● **EXERCISE**
Spot each line in the records below where the word "Zaman" occurs, then copy it.

— Start of DATA IN THIS EXERCISE —

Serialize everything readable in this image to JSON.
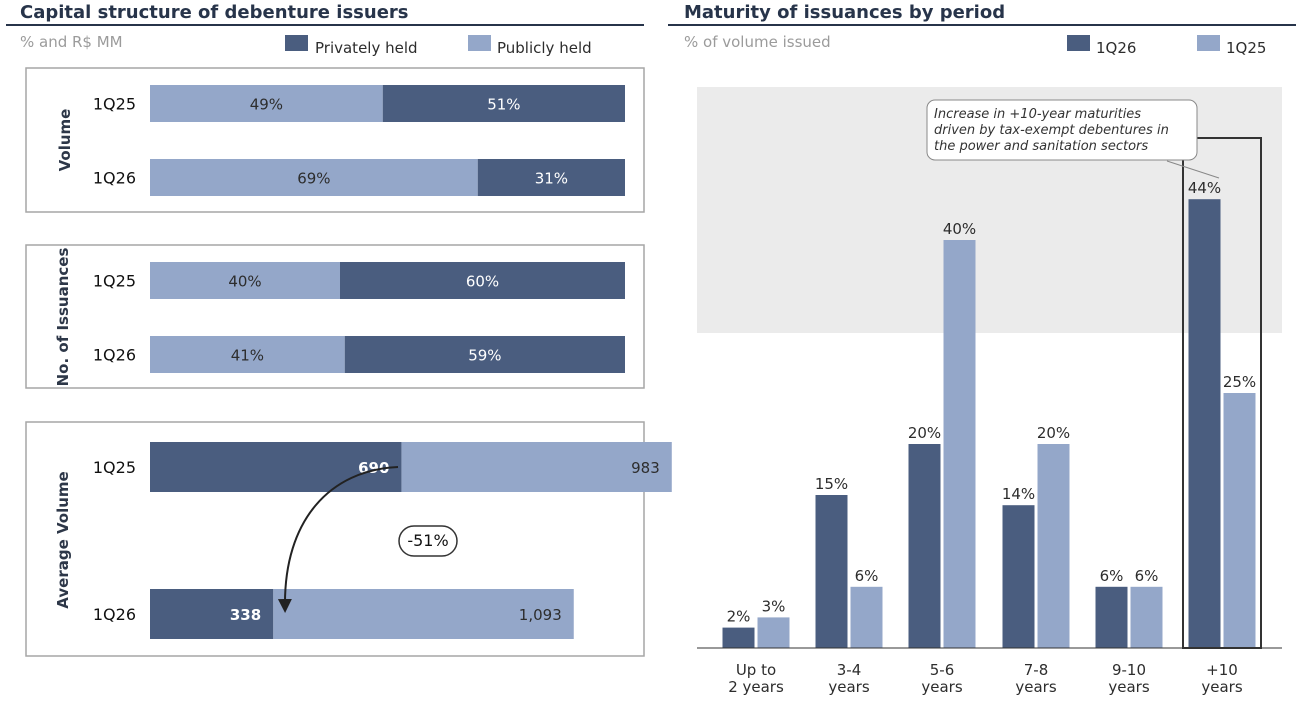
{
  "colors": {
    "dark": "#4a5d7f",
    "light": "#94a7c9",
    "title": "#27344a",
    "highlight_bg": "#ebebeb",
    "frame": "#a6a6a6"
  },
  "left": {
    "title": "Capital structure of debenture issuers",
    "subtitle": "% and R$ MM",
    "legend": {
      "private": "Privately held",
      "public": "Publicly held"
    },
    "volume_title": "Volume",
    "issuances_title": "No. of Issuances",
    "average_title": "Average Volume",
    "callout": "-51%"
  },
  "right": {
    "title": "Maturity of issuances by period",
    "subtitle": "% of volume issued",
    "legend": {
      "current": "1Q26",
      "previous": "1Q25"
    },
    "note_lines": [
      "Increase in +10-year maturities",
      "driven by tax-exempt debentures in",
      "the power and sanitation sectors"
    ]
  },
  "chart_data": [
    {
      "type": "bar",
      "orientation": "horizontal",
      "stacked": true,
      "normalized": true,
      "title": "Volume",
      "categories": [
        "1Q25",
        "1Q26"
      ],
      "series": [
        {
          "name": "Publicly held",
          "values": [
            49,
            69
          ],
          "labels": [
            "49%",
            "69%"
          ]
        },
        {
          "name": "Privately held",
          "values": [
            51,
            31
          ],
          "labels": [
            "51%",
            "31%"
          ]
        }
      ]
    },
    {
      "type": "bar",
      "orientation": "horizontal",
      "stacked": true,
      "normalized": true,
      "title": "No. of Issuances",
      "categories": [
        "1Q25",
        "1Q26"
      ],
      "series": [
        {
          "name": "Publicly held",
          "values": [
            40,
            41
          ],
          "labels": [
            "40%",
            "41%"
          ]
        },
        {
          "name": "Privately held",
          "values": [
            60,
            59
          ],
          "labels": [
            "60%",
            "59%"
          ]
        }
      ]
    },
    {
      "type": "bar",
      "orientation": "horizontal",
      "title": "Average Volume",
      "categories": [
        "1Q25",
        "1Q26"
      ],
      "series": [
        {
          "name": "Privately held",
          "values": [
            690,
            338
          ],
          "labels": [
            "690",
            "338"
          ]
        },
        {
          "name": "Publicly held",
          "values": [
            983,
            1093
          ],
          "labels": [
            "983",
            "1,093"
          ]
        }
      ],
      "annotation": "-51%"
    },
    {
      "type": "bar",
      "title": "Maturity of issuances by period",
      "categories": [
        [
          "Up to",
          "2 years"
        ],
        [
          "3-4",
          "years"
        ],
        [
          "5-6",
          "years"
        ],
        [
          "7-8",
          "years"
        ],
        [
          "9-10",
          "years"
        ],
        [
          "+10",
          "years"
        ]
      ],
      "series": [
        {
          "name": "1Q26",
          "values": [
            2,
            15,
            20,
            14,
            6,
            44
          ],
          "labels": [
            "2%",
            "15%",
            "20%",
            "14%",
            "6%",
            "44%"
          ]
        },
        {
          "name": "1Q25",
          "values": [
            3,
            6,
            40,
            20,
            6,
            25
          ],
          "labels": [
            "3%",
            "6%",
            "40%",
            "20%",
            "6%",
            "25%"
          ]
        }
      ],
      "ylim": [
        0,
        50
      ],
      "highlight_category": "+10"
    }
  ]
}
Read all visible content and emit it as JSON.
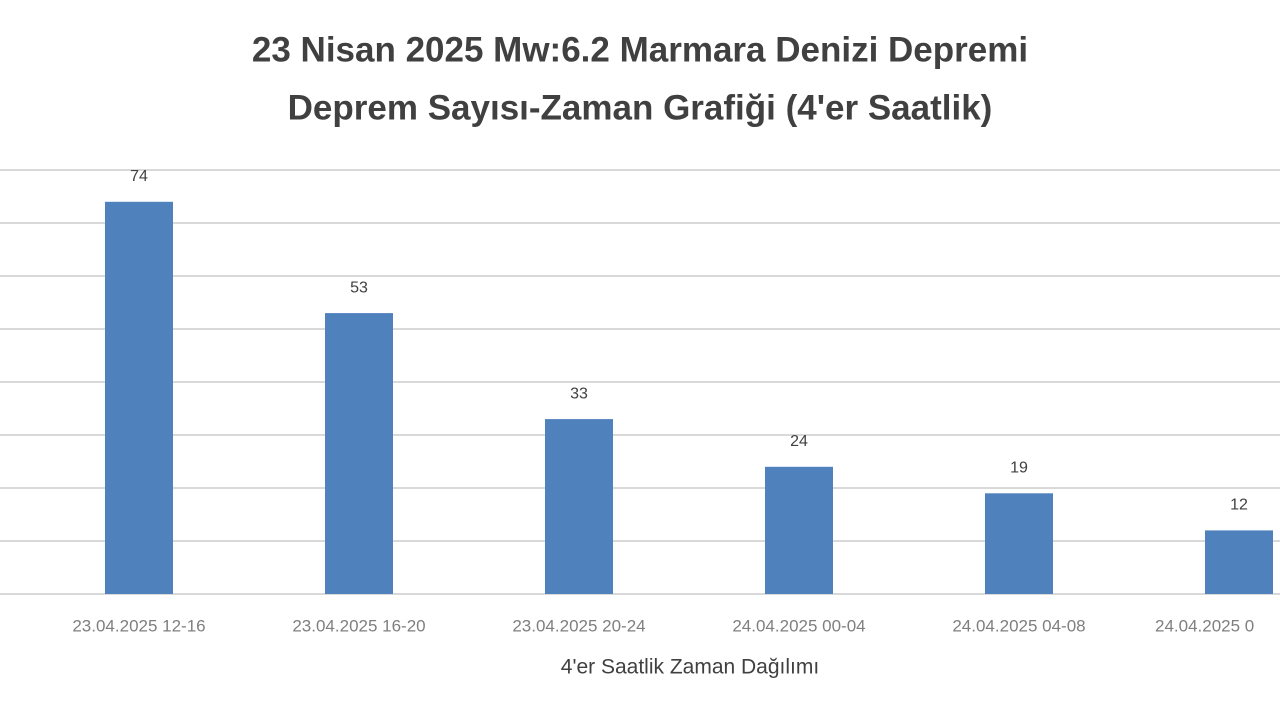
{
  "chart_data": {
    "type": "bar",
    "title": [
      "23 Nisan 2025 Mw:6.2 Marmara Denizi Depremi",
      "Deprem Sayısı-Zaman Grafiği (4'er Saatlik)"
    ],
    "x_label": "4'er Saatlik Zaman Dağılımı",
    "categories": [
      "23.04.2025 12-16",
      "23.04.2025 16-20",
      "23.04.2025 20-24",
      "24.04.2025 00-04",
      "24.04.2025 04-08",
      "24.04.2025 0"
    ],
    "values": [
      74,
      53,
      33,
      24,
      19,
      12
    ],
    "color": "#4f81bd",
    "ylim": [
      0,
      80
    ],
    "yticks": [
      0,
      10,
      20,
      30,
      40,
      50,
      60,
      70,
      80
    ],
    "grid": true
  }
}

— End of DATA IN THIS EXERCISE —

● **RESULT**
      "Deprem Sayısı-Zaman Grafiği (4'er Saatlik)"
    "x_label": "4'er Saatlik Zaman Dağılımı",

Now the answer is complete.